→ PROBLEM REQUIREMENTS: Copy every record exactly, and keep the pictures out.

→ SUPPLIED ENTRIES:

——

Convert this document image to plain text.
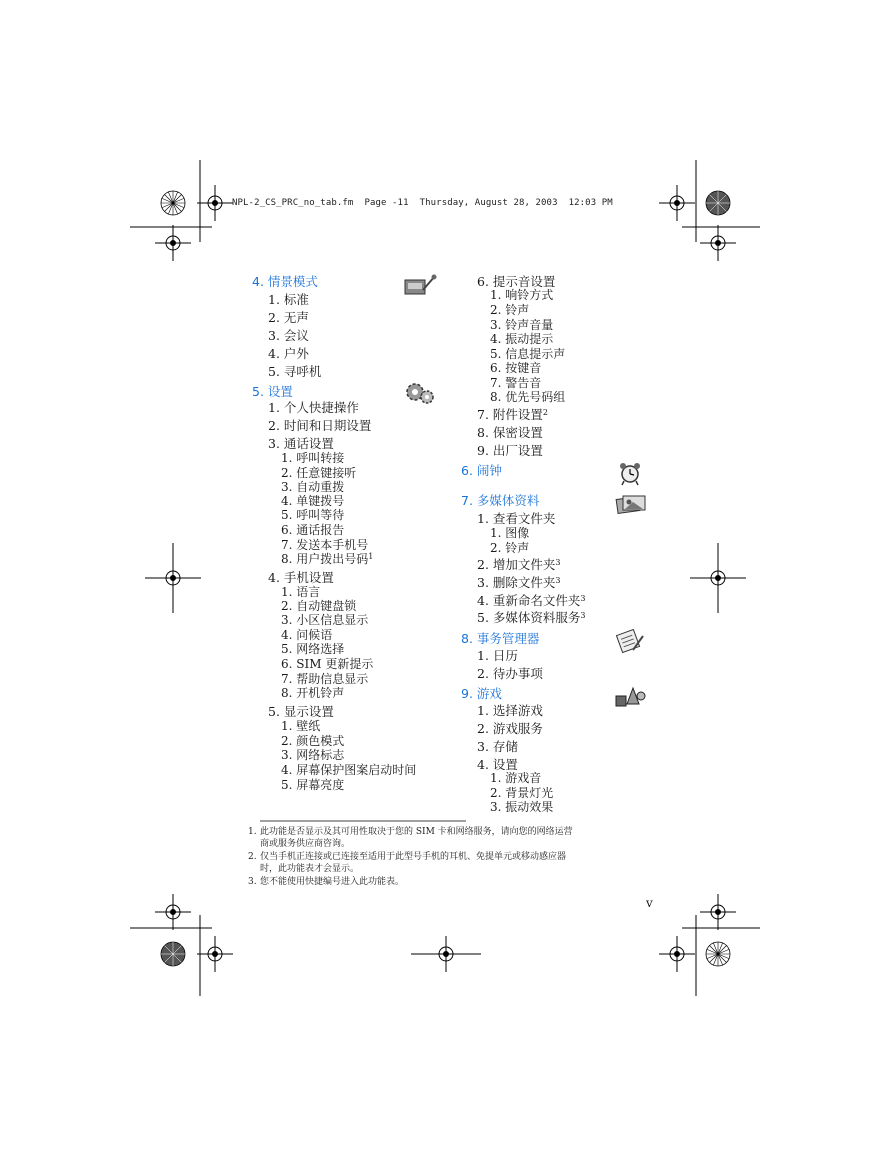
NPL-2_CS_PRC_no_tab.fm  Page -11  Thursday, August 28, 2003  12:03 PM
4. 情景模式
1. 标准
2. 无声
3. 会议
4. 户外
5. 寻呼机
5. 设置
1. 个人快捷操作
2. 时间和日期设置
3. 通话设置
1. 呼叫转接
2. 任意键接听
3. 自动重拨
4. 单键拨号
5. 呼叫等待
6. 通话报告
7. 发送本手机号
8. 用户拨出号码$^1$
4. 手机设置
1. 语言
2. 自动键盘锁
3. 小区信息显示
4. 问候语
5. 网络选择
6. SIM 更新提示
7. 帮助信息显示
8. 开机铃声
5. 显示设置
1. 壁纸
2. 颜色模式
3. 网络标志
4. 屏幕保护图案启动时间
5. 屏幕亮度
6. 提示音设置
1. 响铃方式
2. 铃声
3. 铃声音量
4. 振动提示
5. 信息提示声
6. 按键音
7. 警告音
8. 优先号码组
7. 附件设置$^2$
8. 保密设置
9. 出厂设置
6. 闹钟
7. 多媒体资料
1. 查看文件夹
1. 图像
2. 铃声
2. 增加文件夹$^3$
3. 删除文件夹$^3$
4. 重新命名文件夹$^3$
5. 多媒体资料服务$^3$
8. 事务管理器
1. 日历
2. 待办事项
9. 游戏
1. 选择游戏
2. 游戏服务
3. 存储
4. 设置
1. 游戏音
2. 背景灯光
3. 振动效果
1. 此功能是否显示及其可用性取决于您的 SIM 卡和网络服务，请向您的网络运营
商或服务供应商咨询。
2. 仅当手机正连接或已连接至适用于此型号手机的耳机、免提单元或移动感应器
时，此功能表才会显示。
3. 您不能使用快捷编号进入此功能表。
v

——

→ WRITTEN RESPONSE:
Convert this document image to plain text.
NPL-2_CS_PRC_no_tab.fm  Page -11  Thursday, August 28, 2003  12:03 PM
4. 情景模式
1. 标准
2. 无声
3. 会议
4. 户外
5. 寻呼机
5. 设置
1. 个人快捷操作
2. 时间和日期设置
3. 通话设置
1. 呼叫转接
2. 任意键接听
3. 自动重拨
4. 单键拨号
5. 呼叫等待
6. 通话报告
7. 发送本手机号
8. 用户拨出号码$^1$
4. 手机设置
1. 语言
2. 自动键盘锁
3. 小区信息显示
4. 问候语
5. 网络选择
6. SIM 更新提示
7. 帮助信息显示
8. 开机铃声
5. 显示设置
1. 壁纸
2. 颜色模式
3. 网络标志
4. 屏幕保护图案启动时间
5. 屏幕亮度
6. 提示音设置
1. 响铃方式
2. 铃声
3. 铃声音量
4. 振动提示
5. 信息提示声
6. 按键音
7. 警告音
8. 优先号码组
7. 附件设置$^2$
8. 保密设置
9. 出厂设置
6. 闹钟
7. 多媒体资料
1. 查看文件夹
1. 图像
2. 铃声
2. 增加文件夹$^3$
3. 删除文件夹$^3$
4. 重新命名文件夹$^3$
5. 多媒体资料服务$^3$
8. 事务管理器
1. 日历
2. 待办事项
9. 游戏
1. 选择游戏
2. 游戏服务
3. 存储
4. 设置
1. 游戏音
2. 背景灯光
3. 振动效果
1. 此功能是否显示及其可用性取决于您的 SIM 卡和网络服务，请向您的网络运营
商或服务供应商咨询。
2. 仅当手机正连接或已连接至适用于此型号手机的耳机、免提单元或移动感应器
时，此功能表才会显示。
3. 您不能使用快捷编号进入此功能表。
v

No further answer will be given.